Restate word for word the lines from the one containing "Output the text content of this document." through the end of the listing below, with both ends included.

☆ ☆ ☆ ☆

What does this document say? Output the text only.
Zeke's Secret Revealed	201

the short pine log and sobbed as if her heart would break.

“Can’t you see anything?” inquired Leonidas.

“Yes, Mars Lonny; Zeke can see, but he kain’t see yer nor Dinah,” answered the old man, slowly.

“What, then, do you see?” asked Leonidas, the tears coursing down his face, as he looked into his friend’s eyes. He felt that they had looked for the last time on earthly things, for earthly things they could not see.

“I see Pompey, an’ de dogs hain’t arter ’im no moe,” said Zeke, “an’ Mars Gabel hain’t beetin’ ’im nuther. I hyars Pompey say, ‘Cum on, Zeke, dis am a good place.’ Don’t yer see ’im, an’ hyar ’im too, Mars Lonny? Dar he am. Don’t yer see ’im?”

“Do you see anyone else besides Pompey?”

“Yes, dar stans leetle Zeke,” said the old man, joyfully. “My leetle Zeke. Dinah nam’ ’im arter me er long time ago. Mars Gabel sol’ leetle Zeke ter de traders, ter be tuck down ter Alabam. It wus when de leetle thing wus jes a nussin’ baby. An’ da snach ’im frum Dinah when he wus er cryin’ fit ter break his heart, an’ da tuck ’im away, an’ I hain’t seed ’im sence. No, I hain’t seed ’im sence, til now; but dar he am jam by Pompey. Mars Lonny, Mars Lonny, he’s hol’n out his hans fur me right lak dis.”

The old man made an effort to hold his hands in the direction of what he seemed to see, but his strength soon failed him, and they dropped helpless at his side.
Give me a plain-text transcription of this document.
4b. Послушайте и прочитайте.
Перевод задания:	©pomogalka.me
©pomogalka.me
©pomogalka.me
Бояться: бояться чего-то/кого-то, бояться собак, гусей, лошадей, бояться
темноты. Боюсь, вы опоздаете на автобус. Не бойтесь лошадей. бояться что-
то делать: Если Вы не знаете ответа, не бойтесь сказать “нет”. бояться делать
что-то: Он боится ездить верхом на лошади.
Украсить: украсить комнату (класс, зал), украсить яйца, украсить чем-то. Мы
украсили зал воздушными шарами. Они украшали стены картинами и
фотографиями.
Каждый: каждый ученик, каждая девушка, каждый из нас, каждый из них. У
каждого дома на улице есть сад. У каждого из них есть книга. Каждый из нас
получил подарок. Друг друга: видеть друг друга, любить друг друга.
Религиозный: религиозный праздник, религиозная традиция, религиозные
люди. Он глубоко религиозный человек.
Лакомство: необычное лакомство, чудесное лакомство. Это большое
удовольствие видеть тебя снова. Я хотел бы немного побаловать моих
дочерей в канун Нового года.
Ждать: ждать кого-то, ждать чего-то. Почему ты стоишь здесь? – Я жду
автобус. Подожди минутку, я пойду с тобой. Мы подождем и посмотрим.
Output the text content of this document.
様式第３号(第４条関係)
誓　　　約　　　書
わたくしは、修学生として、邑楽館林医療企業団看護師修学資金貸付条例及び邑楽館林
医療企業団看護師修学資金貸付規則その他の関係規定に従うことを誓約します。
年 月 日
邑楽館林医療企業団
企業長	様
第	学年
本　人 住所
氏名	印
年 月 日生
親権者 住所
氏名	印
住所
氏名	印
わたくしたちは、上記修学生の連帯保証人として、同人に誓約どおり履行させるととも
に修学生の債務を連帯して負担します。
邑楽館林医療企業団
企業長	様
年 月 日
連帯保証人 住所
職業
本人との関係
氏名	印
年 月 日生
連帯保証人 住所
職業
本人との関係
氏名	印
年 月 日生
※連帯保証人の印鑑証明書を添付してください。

☆ ☆ ☆ ☆

Answer for this exercise:
Output the text content of this document.
様式第３号(第４条関係)
誓　　　約　　　書
わたくしは、修学生として、邑楽館林医療企業団看護師修学資金貸付条例及び邑楽館林
医療企業団看護師修学資金貸付規則その他の関係規定に従うことを誓約します。
年 月 日
邑楽館林医療企業団
企業長	様
第	学年
本　人 住所
氏名	印
年 月 日生
親権者 住所
氏名	印
住所
氏名	印
わたくしたちは、上記修学生の連帯保証人として、同人に誓約どおり履行させるととも
に修学生の債務を連帯して負担します。
邑楽館林医療企業団
企業長	様
年 月 日
連帯保証人 住所
職業
本人との関係
氏名	印
年 月 日生
連帯保証人 住所
職業
本人との関係
氏名	印
年 月 日生
※連帯保証人の印鑑証明書を添付してください。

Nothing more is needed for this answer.